+++ Provided data

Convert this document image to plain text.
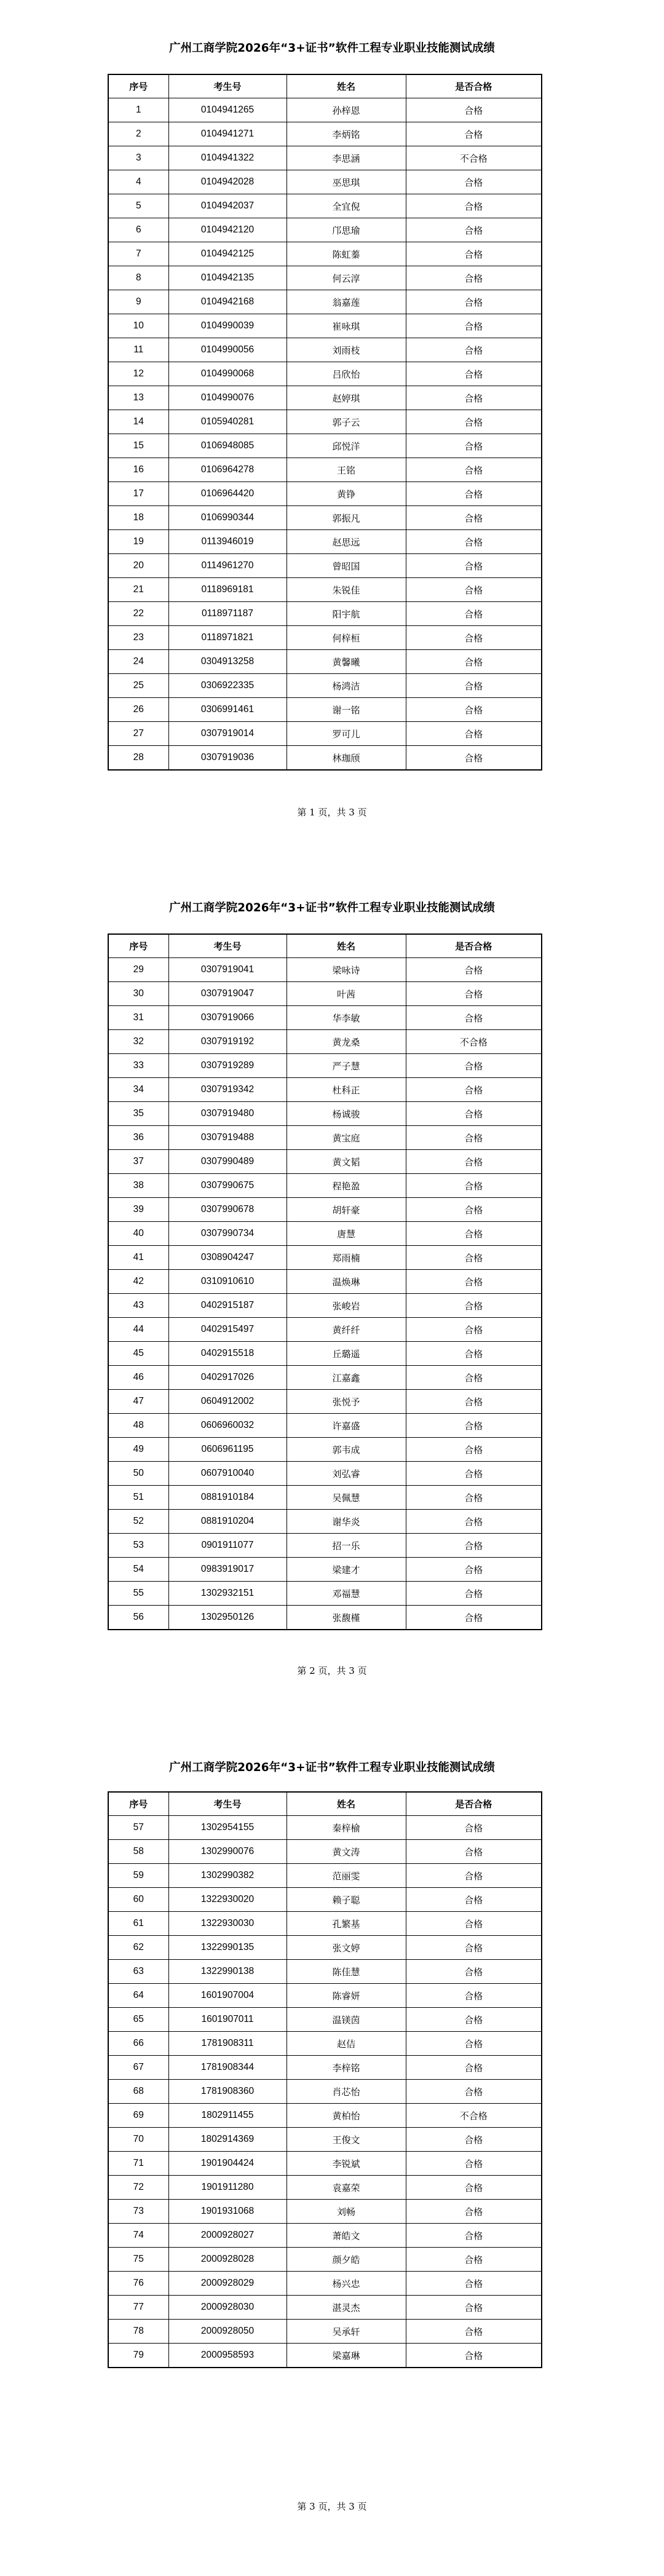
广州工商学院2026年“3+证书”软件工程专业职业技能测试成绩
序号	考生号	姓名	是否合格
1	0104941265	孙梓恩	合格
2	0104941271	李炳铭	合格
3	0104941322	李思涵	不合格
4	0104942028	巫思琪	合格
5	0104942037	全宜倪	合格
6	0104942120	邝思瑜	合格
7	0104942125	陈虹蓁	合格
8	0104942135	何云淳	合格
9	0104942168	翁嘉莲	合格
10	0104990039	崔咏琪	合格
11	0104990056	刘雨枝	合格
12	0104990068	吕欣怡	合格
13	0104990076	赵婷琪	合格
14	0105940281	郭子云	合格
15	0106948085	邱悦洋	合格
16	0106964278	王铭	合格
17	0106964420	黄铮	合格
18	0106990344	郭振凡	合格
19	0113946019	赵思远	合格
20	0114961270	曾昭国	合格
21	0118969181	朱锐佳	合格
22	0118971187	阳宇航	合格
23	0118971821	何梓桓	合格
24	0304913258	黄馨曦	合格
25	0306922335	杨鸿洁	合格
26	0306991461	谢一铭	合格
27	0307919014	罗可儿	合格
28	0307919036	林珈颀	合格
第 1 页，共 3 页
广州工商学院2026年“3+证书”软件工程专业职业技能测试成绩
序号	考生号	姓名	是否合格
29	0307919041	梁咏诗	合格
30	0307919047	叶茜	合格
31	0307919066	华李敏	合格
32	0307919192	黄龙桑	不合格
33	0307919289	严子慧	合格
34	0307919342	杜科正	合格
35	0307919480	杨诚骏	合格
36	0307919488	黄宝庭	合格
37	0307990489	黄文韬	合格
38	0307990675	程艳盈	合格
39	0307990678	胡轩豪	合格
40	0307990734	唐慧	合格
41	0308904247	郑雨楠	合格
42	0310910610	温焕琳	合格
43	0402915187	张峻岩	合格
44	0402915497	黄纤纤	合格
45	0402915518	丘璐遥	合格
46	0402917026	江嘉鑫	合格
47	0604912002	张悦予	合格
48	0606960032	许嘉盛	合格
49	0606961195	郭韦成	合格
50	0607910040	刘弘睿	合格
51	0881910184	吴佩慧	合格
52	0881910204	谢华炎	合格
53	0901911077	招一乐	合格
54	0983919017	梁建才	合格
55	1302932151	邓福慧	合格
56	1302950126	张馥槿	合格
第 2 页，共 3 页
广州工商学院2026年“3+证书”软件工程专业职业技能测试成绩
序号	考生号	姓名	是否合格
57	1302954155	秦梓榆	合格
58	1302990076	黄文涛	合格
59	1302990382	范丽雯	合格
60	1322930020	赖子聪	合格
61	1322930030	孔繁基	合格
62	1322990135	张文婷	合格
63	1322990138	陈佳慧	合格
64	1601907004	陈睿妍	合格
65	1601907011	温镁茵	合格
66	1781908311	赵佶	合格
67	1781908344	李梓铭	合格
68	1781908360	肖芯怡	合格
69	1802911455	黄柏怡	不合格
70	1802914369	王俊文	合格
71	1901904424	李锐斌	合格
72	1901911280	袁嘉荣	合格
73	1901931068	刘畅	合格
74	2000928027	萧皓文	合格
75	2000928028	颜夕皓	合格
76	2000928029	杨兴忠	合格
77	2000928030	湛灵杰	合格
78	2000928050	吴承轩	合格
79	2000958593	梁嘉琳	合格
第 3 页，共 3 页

++++++

#### Exercise objective
Reproduce the material above in full and without alteration, but skip all pictures.

#### Completed task
Convert this document image to plain text.
广州工商学院2026年“3+证书”软件工程专业职业技能测试成绩
序号	考生号	姓名	是否合格
1	0104941265	孙梓恩	合格
2	0104941271	李炳铭	合格
3	0104941322	李思涵	不合格
4	0104942028	巫思琪	合格
5	0104942037	全宜倪	合格
6	0104942120	邝思瑜	合格
7	0104942125	陈虹蓁	合格
8	0104942135	何云淳	合格
9	0104942168	翁嘉莲	合格
10	0104990039	崔咏琪	合格
11	0104990056	刘雨枝	合格
12	0104990068	吕欣怡	合格
13	0104990076	赵婷琪	合格
14	0105940281	郭子云	合格
15	0106948085	邱悦洋	合格
16	0106964278	王铭	合格
17	0106964420	黄铮	合格
18	0106990344	郭振凡	合格
19	0113946019	赵思远	合格
20	0114961270	曾昭国	合格
21	0118969181	朱锐佳	合格
22	0118971187	阳宇航	合格
23	0118971821	何梓桓	合格
24	0304913258	黄馨曦	合格
25	0306922335	杨鸿洁	合格
26	0306991461	谢一铭	合格
27	0307919014	罗可儿	合格
28	0307919036	林珈颀	合格
第 1 页，共 3 页
广州工商学院2026年“3+证书”软件工程专业职业技能测试成绩
序号	考生号	姓名	是否合格
29	0307919041	梁咏诗	合格
30	0307919047	叶茜	合格
31	0307919066	华李敏	合格
32	0307919192	黄龙桑	不合格
33	0307919289	严子慧	合格
34	0307919342	杜科正	合格
35	0307919480	杨诚骏	合格
36	0307919488	黄宝庭	合格
37	0307990489	黄文韬	合格
38	0307990675	程艳盈	合格
39	0307990678	胡轩豪	合格
40	0307990734	唐慧	合格
41	0308904247	郑雨楠	合格
42	0310910610	温焕琳	合格
43	0402915187	张峻岩	合格
44	0402915497	黄纤纤	合格
45	0402915518	丘璐遥	合格
46	0402917026	江嘉鑫	合格
47	0604912002	张悦予	合格
48	0606960032	许嘉盛	合格
49	0606961195	郭韦成	合格
50	0607910040	刘弘睿	合格
51	0881910184	吴佩慧	合格
52	0881910204	谢华炎	合格
53	0901911077	招一乐	合格
54	0983919017	梁建才	合格
55	1302932151	邓福慧	合格
56	1302950126	张馥槿	合格
第 2 页，共 3 页
广州工商学院2026年“3+证书”软件工程专业职业技能测试成绩
序号	考生号	姓名	是否合格
57	1302954155	秦梓榆	合格
58	1302990076	黄文涛	合格
59	1302990382	范丽雯	合格
60	1322930020	赖子聪	合格
61	1322930030	孔繁基	合格
62	1322990135	张文婷	合格
63	1322990138	陈佳慧	合格
64	1601907004	陈睿妍	合格
65	1601907011	温镁茵	合格
66	1781908311	赵佶	合格
67	1781908344	李梓铭	合格
68	1781908360	肖芯怡	合格
69	1802911455	黄柏怡	不合格
70	1802914369	王俊文	合格
71	1901904424	李锐斌	合格
72	1901911280	袁嘉荣	合格
73	1901931068	刘畅	合格
74	2000928027	萧皓文	合格
75	2000928028	颜夕皓	合格
76	2000928029	杨兴忠	合格
77	2000928030	湛灵杰	合格
78	2000928050	吴承轩	合格
79	2000958593	梁嘉琳	合格
第 3 页，共 3 页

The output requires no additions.